* _MATERIAL FOR THE TASK_
——

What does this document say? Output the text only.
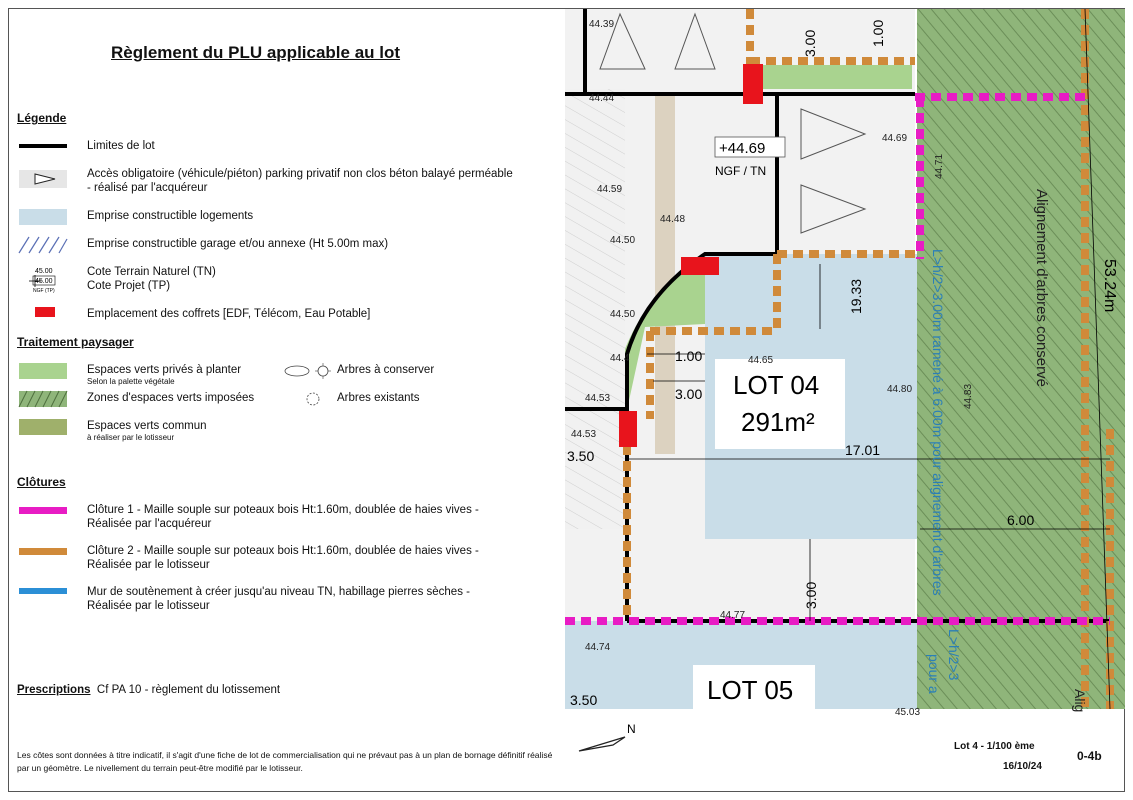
Règlement du PLU applicable au lot
Légende
Limites de lot
Accès obligatoire (véhicule/piéton) parking privatif non clos béton balayé perméable - réalisé par l'acquéreur
Emprise constructible logements
Emprise constructible garage et/ou annexe (Ht 5.00m max)
45.00
45.00
NGF (TP)
Cote Terrain Naturel (TN)
Cote Projet (TP)
Emplacement des coffrets [EDF, Télécom, Eau Potable]
Traitement paysager
Espaces verts privés à planter
Selon la palette végétale
Zones d'espaces verts imposées
Espaces verts commun
à réaliser par le lotisseur
Arbres à conserver
Arbres existants
Clôtures
Clôture 1 - Maille souple sur poteaux bois Ht:1.60m, doublée de haies vives - Réalisée par l'acquéreur
Clôture 2 - Maille souple sur poteaux bois Ht:1.60m, doublée de haies vives - Réalisée par le lotisseur
Mur de soutènement à créer jusqu'au niveau TN, habillage pierres sèches - Réalisée par le lotisseur
Prescriptions Cf PA 10 - règlement du lotissement
Les côtes sont données à titre indicatif, il s'agit d'une fiche de lot de commercialisation qui ne prévaut pas à un plan de bornage définitif réalisé par un géomètre. Le nivellement du terrain peut-être modifié par le lotisseur.
+44.69
NGF / TN
LOT 04
291m²
LOT 05
44.39
44.44
44.69
44.71
44.59
44.48
44.50
44.50
44.4	44.65
44.53
44.53
44.80	44.83
44.77
44.74
45.03
3.00	1.00
19.33	53.24m
1.00
3.00
17.01
6.00
3.00
3.50
3.50
L>h/2>3.00m ramené à 6.00m pour alignement d'arbres
L>h/2>3
pour a
Alignement d'arbres conservé
Alig
N
Lot 4 - 1/100 ème
16/10/24
0-4b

——

Do not include images; quote all of the entries above exactly.

What does this document say? Output the text only.
Règlement du PLU applicable au lot
Légende
Limites de lot
Accès obligatoire (véhicule/piéton) parking privatif non clos béton balayé perméable - réalisé par l'acquéreur
Emprise constructible logements
Emprise constructible garage et/ou annexe (Ht 5.00m max)
45.00
45.00
NGF (TP)
Cote Terrain Naturel (TN)
Cote Projet (TP)
Emplacement des coffrets [EDF, Télécom, Eau Potable]
Traitement paysager
Espaces verts privés à planter
Selon la palette végétale
Zones d'espaces verts imposées
Espaces verts commun
à réaliser par le lotisseur
Arbres à conserver
Arbres existants
Clôtures
Clôture 1 - Maille souple sur poteaux bois Ht:1.60m, doublée de haies vives - Réalisée par l'acquéreur
Clôture 2 - Maille souple sur poteaux bois Ht:1.60m, doublée de haies vives - Réalisée par le lotisseur
Mur de soutènement à créer jusqu'au niveau TN, habillage pierres sèches - Réalisée par le lotisseur
Prescriptions Cf PA 10 - règlement du lotissement
Les côtes sont données à titre indicatif, il s'agit d'une fiche de lot de commercialisation qui ne prévaut pas à un plan de bornage définitif réalisé par un géomètre. Le nivellement du terrain peut-être modifié par le lotisseur.
+44.69
NGF / TN
LOT 04
291m²
LOT 05
44.39
44.44
44.69
44.71
44.59
44.48
44.50
44.50
44.4	44.65
44.53
44.53
44.80	44.83
44.77
44.74
45.03
3.00	1.00
19.33	53.24m
1.00
3.00
17.01
6.00
3.00
3.50
3.50
L>h/2>3.00m ramené à 6.00m pour alignement d'arbres
L>h/2>3
pour a
Alignement d'arbres conservé
Alig
N
Lot 4 - 1/100 ème
16/10/24
0-4b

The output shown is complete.